Exercise goal: Collect all lines below with the string "this".

(Collected data entries)

:::

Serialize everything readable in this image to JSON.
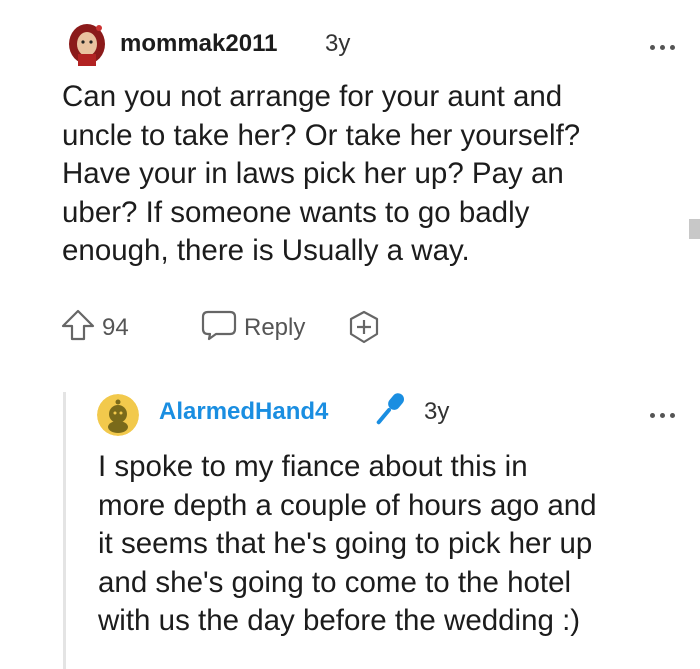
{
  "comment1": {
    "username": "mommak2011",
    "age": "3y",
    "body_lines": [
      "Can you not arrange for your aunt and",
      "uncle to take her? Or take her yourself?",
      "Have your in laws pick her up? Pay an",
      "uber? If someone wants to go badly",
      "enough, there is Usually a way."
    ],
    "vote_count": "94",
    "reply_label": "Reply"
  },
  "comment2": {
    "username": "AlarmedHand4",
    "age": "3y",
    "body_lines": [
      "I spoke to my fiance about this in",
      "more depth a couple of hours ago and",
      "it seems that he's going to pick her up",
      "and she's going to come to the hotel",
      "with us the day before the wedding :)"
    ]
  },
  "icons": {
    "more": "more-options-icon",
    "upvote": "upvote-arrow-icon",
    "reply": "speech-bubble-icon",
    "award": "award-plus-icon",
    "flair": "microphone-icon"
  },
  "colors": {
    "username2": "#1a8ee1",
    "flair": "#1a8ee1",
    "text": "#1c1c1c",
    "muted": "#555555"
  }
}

:::

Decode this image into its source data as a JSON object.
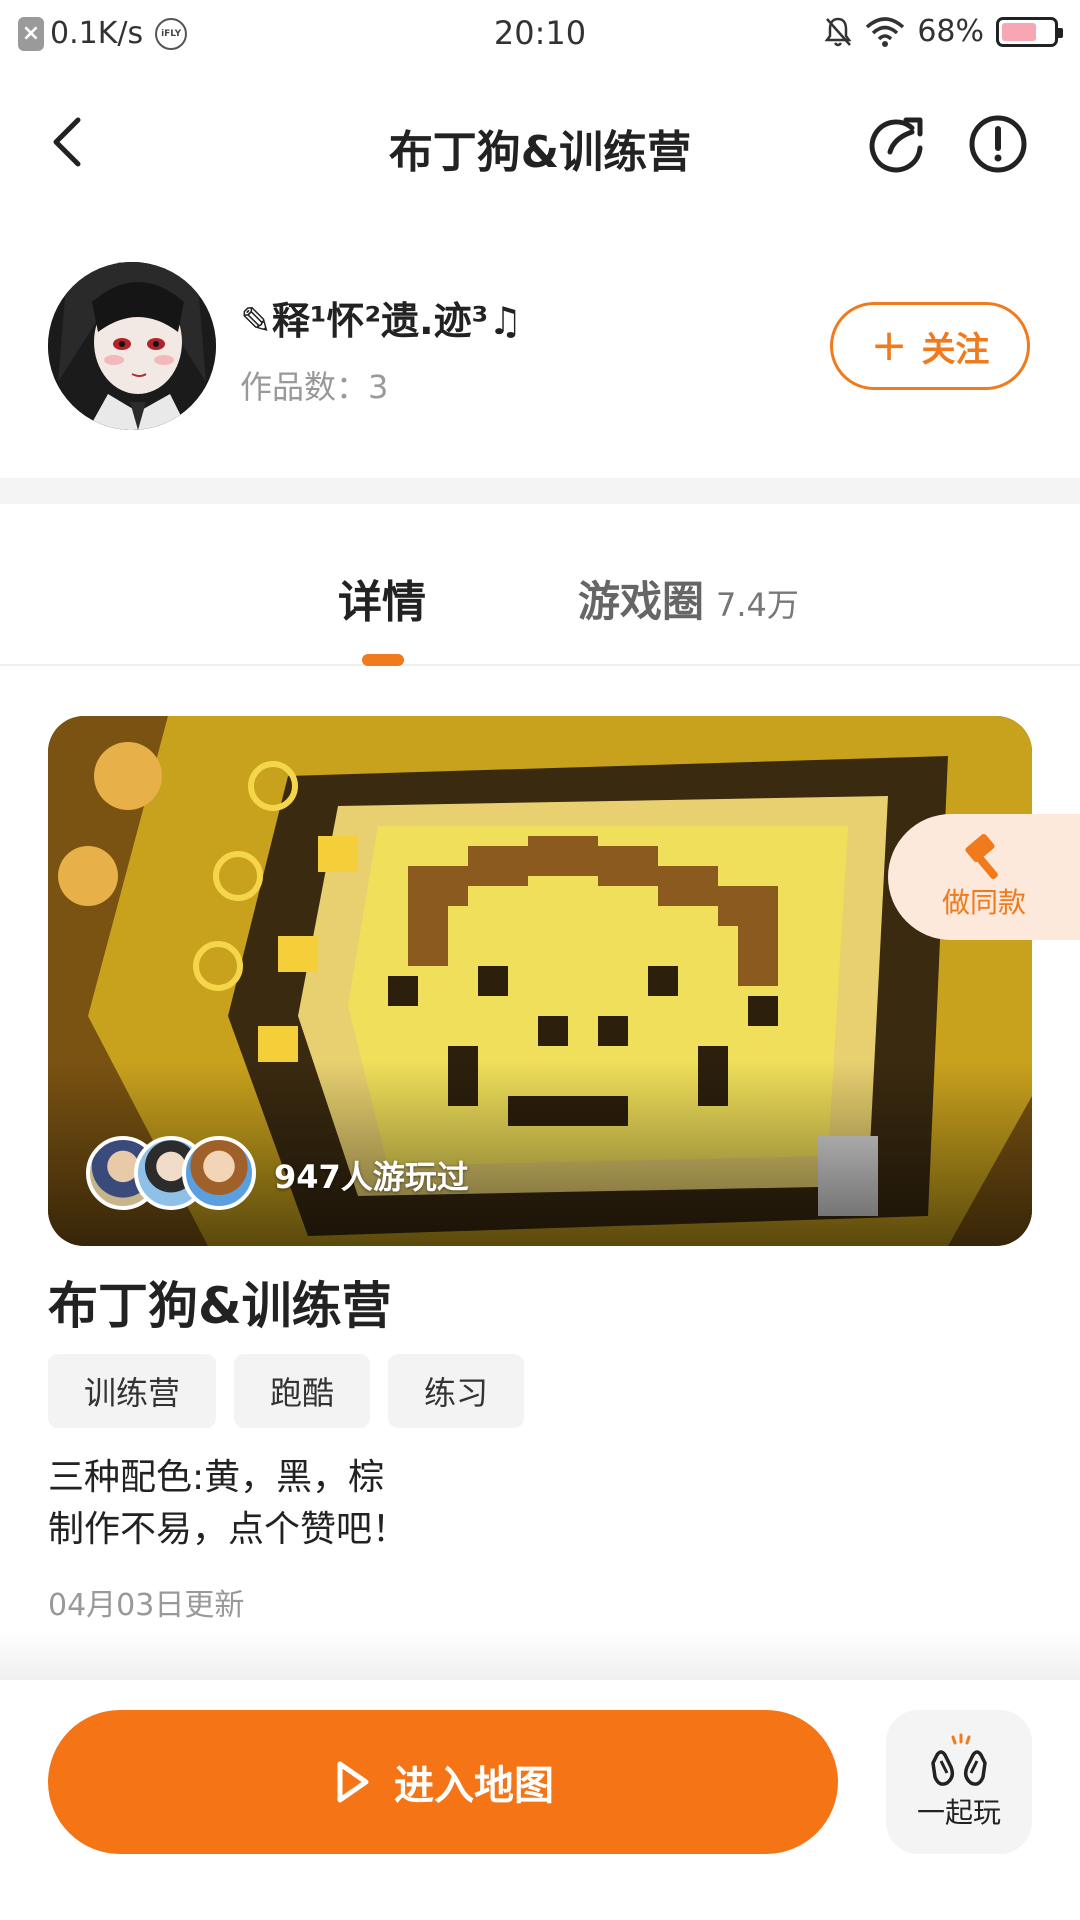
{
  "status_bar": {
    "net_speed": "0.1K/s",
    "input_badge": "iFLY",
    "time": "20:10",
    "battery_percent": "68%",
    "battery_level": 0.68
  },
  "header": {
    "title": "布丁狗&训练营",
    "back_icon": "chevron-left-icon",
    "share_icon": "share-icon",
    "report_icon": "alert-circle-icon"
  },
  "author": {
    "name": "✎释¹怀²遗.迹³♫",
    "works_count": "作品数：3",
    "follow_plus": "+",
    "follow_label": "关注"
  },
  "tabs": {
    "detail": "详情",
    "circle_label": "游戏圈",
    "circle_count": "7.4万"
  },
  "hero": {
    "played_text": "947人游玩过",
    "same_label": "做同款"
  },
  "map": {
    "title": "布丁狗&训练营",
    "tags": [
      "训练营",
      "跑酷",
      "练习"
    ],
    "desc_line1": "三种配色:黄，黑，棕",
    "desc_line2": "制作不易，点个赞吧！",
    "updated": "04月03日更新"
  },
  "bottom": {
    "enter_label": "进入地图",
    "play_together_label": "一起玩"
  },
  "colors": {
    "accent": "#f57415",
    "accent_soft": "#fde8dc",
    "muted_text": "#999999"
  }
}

:::

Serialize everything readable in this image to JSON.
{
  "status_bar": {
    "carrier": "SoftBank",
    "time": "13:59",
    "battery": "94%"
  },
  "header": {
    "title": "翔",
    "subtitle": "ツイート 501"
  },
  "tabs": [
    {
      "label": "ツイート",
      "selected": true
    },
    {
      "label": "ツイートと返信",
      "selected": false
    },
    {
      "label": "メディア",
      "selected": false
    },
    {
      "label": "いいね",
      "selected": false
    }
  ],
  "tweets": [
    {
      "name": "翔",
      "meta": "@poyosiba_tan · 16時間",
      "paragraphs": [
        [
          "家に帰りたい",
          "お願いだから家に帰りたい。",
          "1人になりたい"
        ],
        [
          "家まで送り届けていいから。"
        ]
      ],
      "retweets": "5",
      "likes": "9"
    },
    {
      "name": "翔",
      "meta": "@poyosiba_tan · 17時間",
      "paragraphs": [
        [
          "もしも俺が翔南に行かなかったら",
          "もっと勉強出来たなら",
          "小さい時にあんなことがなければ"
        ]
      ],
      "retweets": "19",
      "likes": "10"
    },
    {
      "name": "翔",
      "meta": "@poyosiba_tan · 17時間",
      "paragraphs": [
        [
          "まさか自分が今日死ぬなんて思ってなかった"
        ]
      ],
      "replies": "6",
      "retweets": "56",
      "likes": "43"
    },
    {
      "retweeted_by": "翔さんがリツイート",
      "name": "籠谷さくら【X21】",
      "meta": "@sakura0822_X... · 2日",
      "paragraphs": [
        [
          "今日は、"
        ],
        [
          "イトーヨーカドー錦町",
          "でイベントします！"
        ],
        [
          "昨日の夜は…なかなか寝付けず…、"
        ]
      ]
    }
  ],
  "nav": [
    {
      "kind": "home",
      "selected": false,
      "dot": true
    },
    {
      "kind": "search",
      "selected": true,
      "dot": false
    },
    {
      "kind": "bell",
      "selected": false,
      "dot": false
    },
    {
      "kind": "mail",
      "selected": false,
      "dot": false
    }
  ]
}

:::

Full solution:
Serialize everything readable in this image to JSON.
      "I spoke to my fiance about this in",
Decode this image into its source data as a JSON object.
Serialize everything readable in this image to JSON.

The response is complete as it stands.